• [Task directions]: Restate the data exactly as given and keep the pictures out.

** start of Provided records **

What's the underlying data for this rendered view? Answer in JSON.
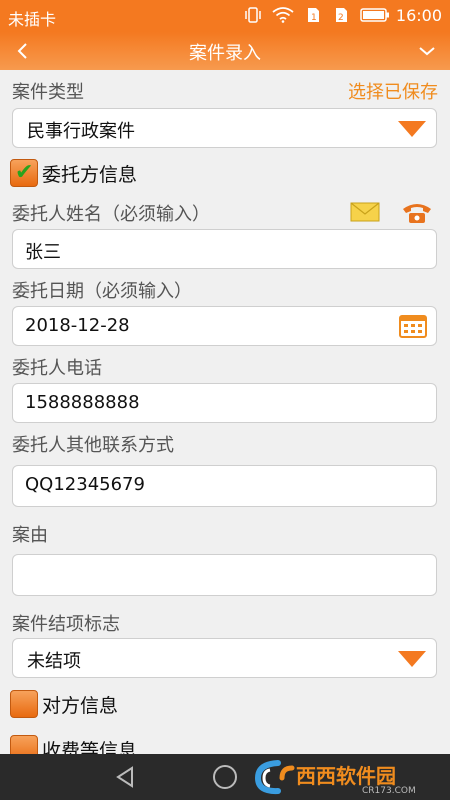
{
  "status_bar": {
    "carrier": "未插卡",
    "time": "16:00",
    "icons": [
      "vibrate-icon",
      "wifi-icon",
      "sim1-icon",
      "sim2-icon",
      "battery-icon"
    ]
  },
  "title_bar": {
    "back_icon": "chevron-left-icon",
    "title": "案件录入",
    "menu_icon": "chevron-down-icon"
  },
  "form": {
    "case_type_label": "案件类型",
    "select_saved_label": "选择已保存",
    "case_type_value": "民事行政案件",
    "client_info_label": "委托方信息",
    "client_info_checked": true,
    "client_name_label": "委托人姓名（必须输入）",
    "client_name_value": "张三",
    "client_date_label": "委托日期（必须输入）",
    "client_date_value": "2018-12-28",
    "client_phone_label": "委托人电话",
    "client_phone_value": "1588888888",
    "client_other_contact_label": "委托人其他联系方式",
    "client_other_contact_value": "QQ12345679",
    "case_reason_label": "案由",
    "case_reason_value": "",
    "case_close_flag_label": "案件结项标志",
    "case_close_flag_value": "未结项",
    "opposite_info_label": "对方信息",
    "opposite_info_checked": true,
    "fee_info_label": "收费等信息",
    "fee_info_checked": true
  },
  "colors": {
    "accent": "#f47920",
    "link": "#f08c1e",
    "check": "#2aa31d",
    "nav_bg": "#2a2a2a"
  },
  "watermark": {
    "brand": "西西软件园",
    "domain": "CR173.COM"
  }
}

** end of Provided records **

• [Expected output]:
What's the underlying data for this rendered view? Answer in JSON.
{
  "status_bar": {
    "carrier": "未插卡",
    "time": "16:00",
    "icons": [
      "vibrate-icon",
      "wifi-icon",
      "sim1-icon",
      "sim2-icon",
      "battery-icon"
    ]
  },
  "title_bar": {
    "back_icon": "chevron-left-icon",
    "title": "案件录入",
    "menu_icon": "chevron-down-icon"
  },
  "form": {
    "case_type_label": "案件类型",
    "select_saved_label": "选择已保存",
    "case_type_value": "民事行政案件",
    "client_info_label": "委托方信息",
    "client_info_checked": true,
    "client_name_label": "委托人姓名（必须输入）",
    "client_name_value": "张三",
    "client_date_label": "委托日期（必须输入）",
    "client_date_value": "2018-12-28",
    "client_phone_label": "委托人电话",
    "client_phone_value": "1588888888",
    "client_other_contact_label": "委托人其他联系方式",
    "client_other_contact_value": "QQ12345679",
    "case_reason_label": "案由",
    "case_reason_value": "",
    "case_close_flag_label": "案件结项标志",
    "case_close_flag_value": "未结项",
    "opposite_info_label": "对方信息",
    "opposite_info_checked": true,
    "fee_info_label": "收费等信息",
    "fee_info_checked": true
  },
  "colors": {
    "accent": "#f47920",
    "link": "#f08c1e",
    "check": "#2aa31d",
    "nav_bg": "#2a2a2a"
  },
  "watermark": {
    "brand": "西西软件园",
    "domain": "CR173.COM"
  }
}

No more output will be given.